▸ **Work required**: Find the lines holding "JSON" and copy them.

▸ **Entries**:
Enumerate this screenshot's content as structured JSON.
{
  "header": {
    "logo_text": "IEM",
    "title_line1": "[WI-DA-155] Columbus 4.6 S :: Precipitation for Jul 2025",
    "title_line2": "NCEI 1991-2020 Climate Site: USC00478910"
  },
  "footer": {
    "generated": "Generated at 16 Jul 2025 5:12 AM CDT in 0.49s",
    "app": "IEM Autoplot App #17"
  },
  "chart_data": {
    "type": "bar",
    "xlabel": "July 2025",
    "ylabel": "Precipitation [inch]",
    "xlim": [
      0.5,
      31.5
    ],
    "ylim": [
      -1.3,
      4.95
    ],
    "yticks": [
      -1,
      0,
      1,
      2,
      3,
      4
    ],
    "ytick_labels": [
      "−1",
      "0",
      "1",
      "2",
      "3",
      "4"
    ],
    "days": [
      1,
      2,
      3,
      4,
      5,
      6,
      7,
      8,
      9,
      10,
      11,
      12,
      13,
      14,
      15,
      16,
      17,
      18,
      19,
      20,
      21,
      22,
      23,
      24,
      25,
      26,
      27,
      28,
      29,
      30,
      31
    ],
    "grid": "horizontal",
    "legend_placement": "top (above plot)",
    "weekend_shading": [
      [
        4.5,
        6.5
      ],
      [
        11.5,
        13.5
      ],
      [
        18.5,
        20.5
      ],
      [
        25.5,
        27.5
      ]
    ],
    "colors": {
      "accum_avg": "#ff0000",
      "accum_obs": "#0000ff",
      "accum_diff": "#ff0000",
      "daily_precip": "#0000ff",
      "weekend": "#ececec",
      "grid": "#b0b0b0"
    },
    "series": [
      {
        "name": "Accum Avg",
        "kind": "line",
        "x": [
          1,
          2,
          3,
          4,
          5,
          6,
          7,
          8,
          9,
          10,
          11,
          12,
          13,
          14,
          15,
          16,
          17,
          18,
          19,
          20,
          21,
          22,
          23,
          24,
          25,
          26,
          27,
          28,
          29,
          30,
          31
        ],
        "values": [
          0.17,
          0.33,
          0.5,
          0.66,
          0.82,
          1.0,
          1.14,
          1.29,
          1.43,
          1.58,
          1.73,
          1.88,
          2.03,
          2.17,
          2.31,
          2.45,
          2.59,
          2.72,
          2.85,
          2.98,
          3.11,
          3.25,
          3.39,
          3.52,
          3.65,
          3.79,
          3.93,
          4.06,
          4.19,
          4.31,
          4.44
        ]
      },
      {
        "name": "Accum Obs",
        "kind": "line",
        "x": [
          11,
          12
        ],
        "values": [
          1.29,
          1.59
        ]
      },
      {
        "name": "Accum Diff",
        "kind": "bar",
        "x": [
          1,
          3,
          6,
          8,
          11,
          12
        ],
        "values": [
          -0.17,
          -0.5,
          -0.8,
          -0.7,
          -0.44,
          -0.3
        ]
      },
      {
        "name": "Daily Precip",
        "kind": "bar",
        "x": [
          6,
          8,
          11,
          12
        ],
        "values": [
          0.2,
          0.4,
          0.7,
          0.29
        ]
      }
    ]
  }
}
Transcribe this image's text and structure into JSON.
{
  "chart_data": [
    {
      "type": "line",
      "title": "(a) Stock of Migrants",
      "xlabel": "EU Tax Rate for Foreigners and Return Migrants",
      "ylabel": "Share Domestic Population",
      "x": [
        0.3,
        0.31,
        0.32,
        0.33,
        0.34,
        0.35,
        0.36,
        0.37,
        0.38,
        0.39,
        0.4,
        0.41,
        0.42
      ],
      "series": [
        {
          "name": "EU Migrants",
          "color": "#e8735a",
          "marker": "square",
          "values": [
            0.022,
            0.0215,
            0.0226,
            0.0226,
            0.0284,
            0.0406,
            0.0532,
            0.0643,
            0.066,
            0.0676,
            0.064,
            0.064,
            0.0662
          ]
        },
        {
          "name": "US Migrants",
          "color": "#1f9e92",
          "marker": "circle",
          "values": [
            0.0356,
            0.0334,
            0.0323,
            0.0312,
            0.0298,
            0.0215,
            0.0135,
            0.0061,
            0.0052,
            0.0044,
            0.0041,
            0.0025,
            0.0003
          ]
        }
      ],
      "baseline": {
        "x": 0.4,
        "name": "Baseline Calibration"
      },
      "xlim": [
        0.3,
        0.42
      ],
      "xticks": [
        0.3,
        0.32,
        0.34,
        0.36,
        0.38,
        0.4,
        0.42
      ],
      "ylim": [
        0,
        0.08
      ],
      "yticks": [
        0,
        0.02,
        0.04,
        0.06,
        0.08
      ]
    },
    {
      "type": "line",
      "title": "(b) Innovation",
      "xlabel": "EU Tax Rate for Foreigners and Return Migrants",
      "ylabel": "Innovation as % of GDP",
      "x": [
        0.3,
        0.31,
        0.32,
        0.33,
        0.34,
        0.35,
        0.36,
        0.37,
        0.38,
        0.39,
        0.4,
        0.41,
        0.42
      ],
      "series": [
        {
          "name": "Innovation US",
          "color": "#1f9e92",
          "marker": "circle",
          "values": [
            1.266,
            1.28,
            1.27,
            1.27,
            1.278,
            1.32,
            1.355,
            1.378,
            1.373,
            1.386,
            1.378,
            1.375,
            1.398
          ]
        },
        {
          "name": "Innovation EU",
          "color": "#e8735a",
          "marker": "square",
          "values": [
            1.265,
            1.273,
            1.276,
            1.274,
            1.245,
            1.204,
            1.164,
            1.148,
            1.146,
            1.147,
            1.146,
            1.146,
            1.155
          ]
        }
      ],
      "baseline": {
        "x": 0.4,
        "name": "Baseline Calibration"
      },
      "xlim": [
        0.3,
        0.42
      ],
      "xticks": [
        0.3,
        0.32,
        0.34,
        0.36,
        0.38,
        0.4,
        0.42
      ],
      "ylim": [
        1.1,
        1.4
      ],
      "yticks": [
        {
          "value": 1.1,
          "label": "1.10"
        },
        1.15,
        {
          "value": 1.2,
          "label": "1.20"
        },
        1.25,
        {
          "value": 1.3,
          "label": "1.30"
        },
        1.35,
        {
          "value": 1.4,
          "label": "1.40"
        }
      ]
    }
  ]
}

▸ **Result below**:
Enumerate this screenshot's content as structured JSON.
Transcribe this image's text and structure into JSON.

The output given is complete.